● The task: Here are some entries; quote each one exactly.

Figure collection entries
----

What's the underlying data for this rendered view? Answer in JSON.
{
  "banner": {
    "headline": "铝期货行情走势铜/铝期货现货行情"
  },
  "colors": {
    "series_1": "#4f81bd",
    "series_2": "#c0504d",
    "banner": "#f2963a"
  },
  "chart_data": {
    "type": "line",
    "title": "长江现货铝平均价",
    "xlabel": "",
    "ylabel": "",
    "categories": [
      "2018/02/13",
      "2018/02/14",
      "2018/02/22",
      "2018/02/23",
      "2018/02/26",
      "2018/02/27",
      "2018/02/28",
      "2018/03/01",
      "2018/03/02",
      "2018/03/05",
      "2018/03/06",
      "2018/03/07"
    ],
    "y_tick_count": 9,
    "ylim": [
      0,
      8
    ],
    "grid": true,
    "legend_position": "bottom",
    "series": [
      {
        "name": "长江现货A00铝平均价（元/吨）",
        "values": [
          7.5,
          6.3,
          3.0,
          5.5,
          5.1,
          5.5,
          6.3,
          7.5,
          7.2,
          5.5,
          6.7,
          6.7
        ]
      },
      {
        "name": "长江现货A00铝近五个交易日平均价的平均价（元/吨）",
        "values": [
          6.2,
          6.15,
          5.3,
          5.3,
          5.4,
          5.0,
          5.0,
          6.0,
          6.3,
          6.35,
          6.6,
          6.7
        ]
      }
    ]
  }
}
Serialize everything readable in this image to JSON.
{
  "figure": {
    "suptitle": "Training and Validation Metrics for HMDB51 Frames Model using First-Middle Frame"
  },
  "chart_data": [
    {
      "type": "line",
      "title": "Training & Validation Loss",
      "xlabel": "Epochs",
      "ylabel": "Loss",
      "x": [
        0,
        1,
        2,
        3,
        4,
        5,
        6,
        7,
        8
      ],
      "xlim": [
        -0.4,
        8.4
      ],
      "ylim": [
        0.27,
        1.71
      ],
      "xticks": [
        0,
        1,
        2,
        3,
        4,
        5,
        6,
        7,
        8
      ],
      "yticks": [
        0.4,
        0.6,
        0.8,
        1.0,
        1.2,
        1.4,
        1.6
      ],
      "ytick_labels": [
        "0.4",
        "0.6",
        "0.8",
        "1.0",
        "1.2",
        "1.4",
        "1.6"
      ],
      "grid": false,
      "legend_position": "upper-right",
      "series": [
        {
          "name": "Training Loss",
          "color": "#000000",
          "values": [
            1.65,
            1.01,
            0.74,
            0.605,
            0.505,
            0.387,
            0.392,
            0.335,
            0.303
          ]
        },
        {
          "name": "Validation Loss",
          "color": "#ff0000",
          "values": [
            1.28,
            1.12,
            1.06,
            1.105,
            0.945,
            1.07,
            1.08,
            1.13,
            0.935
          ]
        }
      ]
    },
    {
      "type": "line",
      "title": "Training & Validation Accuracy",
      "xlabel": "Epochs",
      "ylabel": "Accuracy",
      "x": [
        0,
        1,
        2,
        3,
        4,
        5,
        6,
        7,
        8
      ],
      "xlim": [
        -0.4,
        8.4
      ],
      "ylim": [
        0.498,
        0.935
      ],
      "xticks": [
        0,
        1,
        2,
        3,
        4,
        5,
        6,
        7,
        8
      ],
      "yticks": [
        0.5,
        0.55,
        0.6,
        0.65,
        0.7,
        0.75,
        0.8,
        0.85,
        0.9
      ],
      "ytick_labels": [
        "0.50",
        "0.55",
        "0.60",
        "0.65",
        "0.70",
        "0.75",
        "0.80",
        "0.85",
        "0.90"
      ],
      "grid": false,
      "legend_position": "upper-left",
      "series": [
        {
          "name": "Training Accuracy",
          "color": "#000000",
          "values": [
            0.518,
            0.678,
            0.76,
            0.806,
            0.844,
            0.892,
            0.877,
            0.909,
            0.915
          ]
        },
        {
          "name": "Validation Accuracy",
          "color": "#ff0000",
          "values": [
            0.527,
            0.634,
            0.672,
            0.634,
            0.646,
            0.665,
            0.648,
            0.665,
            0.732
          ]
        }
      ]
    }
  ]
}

----

● Output of the task:
What's the underlying data for this rendered view? Answer in JSON.
{
  "banner": {
    "headline": "铝期货行情走势铜/铝期货现货行情"
  },
  "colors": {
    "series_1": "#4f81bd",
    "series_2": "#c0504d",
    "banner": "#f2963a"
  },
  "chart_data": {
    "type": "line",
    "title": "长江现货铝平均价",
    "xlabel": "",
    "ylabel": "",
    "categories": [
      "2018/02/13",
      "2018/02/14",
      "2018/02/22",
      "2018/02/23",
      "2018/02/26",
      "2018/02/27",
      "2018/02/28",
      "2018/03/01",
      "2018/03/02",
      "2018/03/05",
      "2018/03/06",
      "2018/03/07"
    ],
    "y_tick_count": 9,
    "ylim": [
      0,
      8
    ],
    "grid": true,
    "legend_position": "bottom",
    "series": [
      {
        "name": "长江现货A00铝平均价（元/吨）",
        "values": [
          7.5,
          6.3,
          3.0,
          5.5,
          5.1,
          5.5,
          6.3,
          7.5,
          7.2,
          5.5,
          6.7,
          6.7
        ]
      },
      {
        "name": "长江现货A00铝近五个交易日平均价的平均价（元/吨）",
        "values": [
          6.2,
          6.15,
          5.3,
          5.3,
          5.4,
          5.0,
          5.0,
          6.0,
          6.3,
          6.35,
          6.6,
          6.7
        ]
      }
    ]
  }
}
Serialize everything readable in this image to JSON.
{
  "figure": {
    "suptitle": "Training and Validation Metrics for HMDB51 Frames Model using First-Middle Frame"
  },
  "chart_data": [
    {
      "type": "line",
      "title": "Training & Validation Loss",
      "xlabel": "Epochs",
      "ylabel": "Loss",
      "x": [
        0,
        1,
        2,
        3,
        4,
        5,
        6,
        7,
        8
      ],
      "xlim": [
        -0.4,
        8.4
      ],
      "ylim": [
        0.27,
        1.71
      ],
      "xticks": [
        0,
        1,
        2,
        3,
        4,
        5,
        6,
        7,
        8
      ],
      "yticks": [
        0.4,
        0.6,
        0.8,
        1.0,
        1.2,
        1.4,
        1.6
      ],
      "ytick_labels": [
        "0.4",
        "0.6",
        "0.8",
        "1.0",
        "1.2",
        "1.4",
        "1.6"
      ],
      "grid": false,
      "legend_position": "upper-right",
      "series": [
        {
          "name": "Training Loss",
          "color": "#000000",
          "values": [
            1.65,
            1.01,
            0.74,
            0.605,
            0.505,
            0.387,
            0.392,
            0.335,
            0.303
          ]
        },
        {
          "name": "Validation Loss",
          "color": "#ff0000",
          "values": [
            1.28,
            1.12,
            1.06,
            1.105,
            0.945,
            1.07,
            1.08,
            1.13,
            0.935
          ]
        }
      ]
    },
    {
      "type": "line",
      "title": "Training & Validation Accuracy",
      "xlabel": "Epochs",
      "ylabel": "Accuracy",
      "x": [
        0,
        1,
        2,
        3,
        4,
        5,
        6,
        7,
        8
      ],
      "xlim": [
        -0.4,
        8.4
      ],
      "ylim": [
        0.498,
        0.935
      ],
      "xticks": [
        0,
        1,
        2,
        3,
        4,
        5,
        6,
        7,
        8
      ],
      "yticks": [
        0.5,
        0.55,
        0.6,
        0.65,
        0.7,
        0.75,
        0.8,
        0.85,
        0.9
      ],
      "ytick_labels": [
        "0.50",
        "0.55",
        "0.60",
        "0.65",
        "0.70",
        "0.75",
        "0.80",
        "0.85",
        "0.90"
      ],
      "grid": false,
      "legend_position": "upper-left",
      "series": [
        {
          "name": "Training Accuracy",
          "color": "#000000",
          "values": [
            0.518,
            0.678,
            0.76,
            0.806,
            0.844,
            0.892,
            0.877,
            0.909,
            0.915
          ]
        },
        {
          "name": "Validation Accuracy",
          "color": "#ff0000",
          "values": [
            0.527,
            0.634,
            0.672,
            0.634,
            0.646,
            0.665,
            0.648,
            0.665,
            0.732
          ]
        }
      ]
    }
  ]
}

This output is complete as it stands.